● Exercise task
Repeat the records in full and exactly, omitting pictures.

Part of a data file
= = = = = = =
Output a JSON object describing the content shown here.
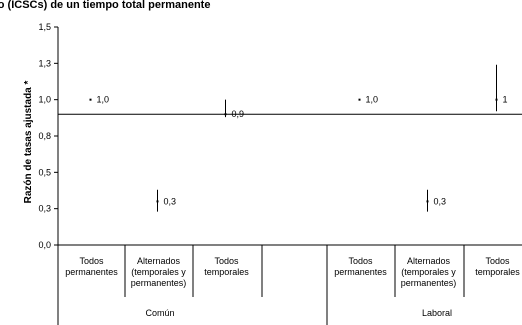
{
  "chart_data": {
    "type": "scatter",
    "title": "cto (ICSCs) de un tiempo total permanente",
    "ylabel": "Razón de tasas ajustada *",
    "ylim": [
      0,
      1.5
    ],
    "yticks": [
      "0,0",
      "0,3",
      "0,5",
      "0,8",
      "1,0",
      "1,3",
      "1,5"
    ],
    "ytick_values": [
      0.0,
      0.25,
      0.5,
      0.75,
      1.0,
      1.25,
      1.5
    ],
    "reference_line": 0.9,
    "groups": [
      {
        "label": "Común",
        "categories": [
          [
            "Todos",
            "permanentes"
          ],
          [
            "Alternados",
            "(temporales y",
            "permanentes)"
          ],
          [
            "Todos",
            "temporales"
          ]
        ]
      },
      {
        "label": "Laboral",
        "categories": [
          [
            "Todos",
            "permanentes"
          ],
          [
            "Alternados",
            "(temporales y",
            "permanentes)"
          ],
          [
            "Todos",
            "temporales"
          ]
        ]
      }
    ],
    "points": [
      {
        "group": 0,
        "category": 0,
        "value": 1.0,
        "low": 1.0,
        "high": 1.0,
        "label": "1,0"
      },
      {
        "group": 0,
        "category": 1,
        "value": 0.3,
        "low": 0.23,
        "high": 0.38,
        "label": "0,3"
      },
      {
        "group": 0,
        "category": 2,
        "value": 0.9,
        "low": 0.88,
        "high": 1.0,
        "label": "0,9"
      },
      {
        "group": 1,
        "category": 0,
        "value": 1.0,
        "low": 1.0,
        "high": 1.0,
        "label": "1,0"
      },
      {
        "group": 1,
        "category": 1,
        "value": 0.3,
        "low": 0.23,
        "high": 0.38,
        "label": "0,3"
      },
      {
        "group": 1,
        "category": 2,
        "value": 1.0,
        "low": 0.92,
        "high": 1.24,
        "label": "1"
      }
    ]
  }
}
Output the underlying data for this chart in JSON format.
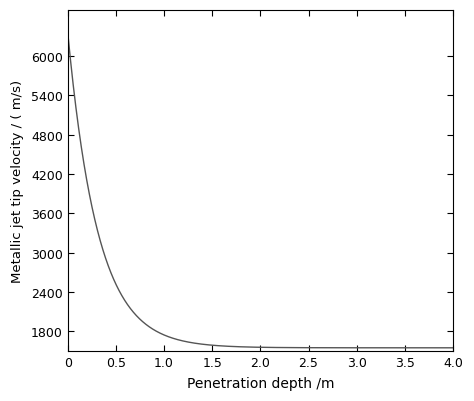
{
  "xlabel": "Penetration depth /m",
  "ylabel": "Metallic jet tip velocity / ( m/s)",
  "xlim": [
    0,
    4.0
  ],
  "ylim": [
    1500,
    6700
  ],
  "xticks": [
    0,
    0.5,
    1.0,
    1.5,
    2.0,
    2.5,
    3.0,
    3.5,
    4.0
  ],
  "yticks": [
    1800,
    2400,
    3000,
    3600,
    4200,
    4800,
    5400,
    6000
  ],
  "line_color": "#555555",
  "line_width": 1.0,
  "v0": 6350,
  "v_asymptote": 1550,
  "decay_k": 3.2,
  "box_frame": true
}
= = = = = = =
● Answer
Output a JSON object describing the content shown here.
{
  "chart_data": {
    "type": "scatter",
    "title": "cto (ICSCs) de un tiempo total permanente",
    "ylabel": "Razón de tasas ajustada *",
    "ylim": [
      0,
      1.5
    ],
    "yticks": [
      "0,0",
      "0,3",
      "0,5",
      "0,8",
      "1,0",
      "1,3",
      "1,5"
    ],
    "ytick_values": [
      0.0,
      0.25,
      0.5,
      0.75,
      1.0,
      1.25,
      1.5
    ],
    "reference_line": 0.9,
    "groups": [
      {
        "label": "Común",
        "categories": [
          [
            "Todos",
            "permanentes"
          ],
          [
            "Alternados",
            "(temporales y",
            "permanentes)"
          ],
          [
            "Todos",
            "temporales"
          ]
        ]
      },
      {
        "label": "Laboral",
        "categories": [
          [
            "Todos",
            "permanentes"
          ],
          [
            "Alternados",
            "(temporales y",
            "permanentes)"
          ],
          [
            "Todos",
            "temporales"
          ]
        ]
      }
    ],
    "points": [
      {
        "group": 0,
        "category": 0,
        "value": 1.0,
        "low": 1.0,
        "high": 1.0,
        "label": "1,0"
      },
      {
        "group": 0,
        "category": 1,
        "value": 0.3,
        "low": 0.23,
        "high": 0.38,
        "label": "0,3"
      },
      {
        "group": 0,
        "category": 2,
        "value": 0.9,
        "low": 0.88,
        "high": 1.0,
        "label": "0,9"
      },
      {
        "group": 1,
        "category": 0,
        "value": 1.0,
        "low": 1.0,
        "high": 1.0,
        "label": "1,0"
      },
      {
        "group": 1,
        "category": 1,
        "value": 0.3,
        "low": 0.23,
        "high": 0.38,
        "label": "0,3"
      },
      {
        "group": 1,
        "category": 2,
        "value": 1.0,
        "low": 0.92,
        "high": 1.24,
        "label": "1"
      }
    ]
  }
}
Output the underlying data for this chart in JSON format.
{
  "xlabel": "Penetration depth /m",
  "ylabel": "Metallic jet tip velocity / ( m/s)",
  "xlim": [
    0,
    4.0
  ],
  "ylim": [
    1500,
    6700
  ],
  "xticks": [
    0,
    0.5,
    1.0,
    1.5,
    2.0,
    2.5,
    3.0,
    3.5,
    4.0
  ],
  "yticks": [
    1800,
    2400,
    3000,
    3600,
    4200,
    4800,
    5400,
    6000
  ],
  "line_color": "#555555",
  "line_width": 1.0,
  "v0": 6350,
  "v_asymptote": 1550,
  "decay_k": 3.2,
  "box_frame": true
}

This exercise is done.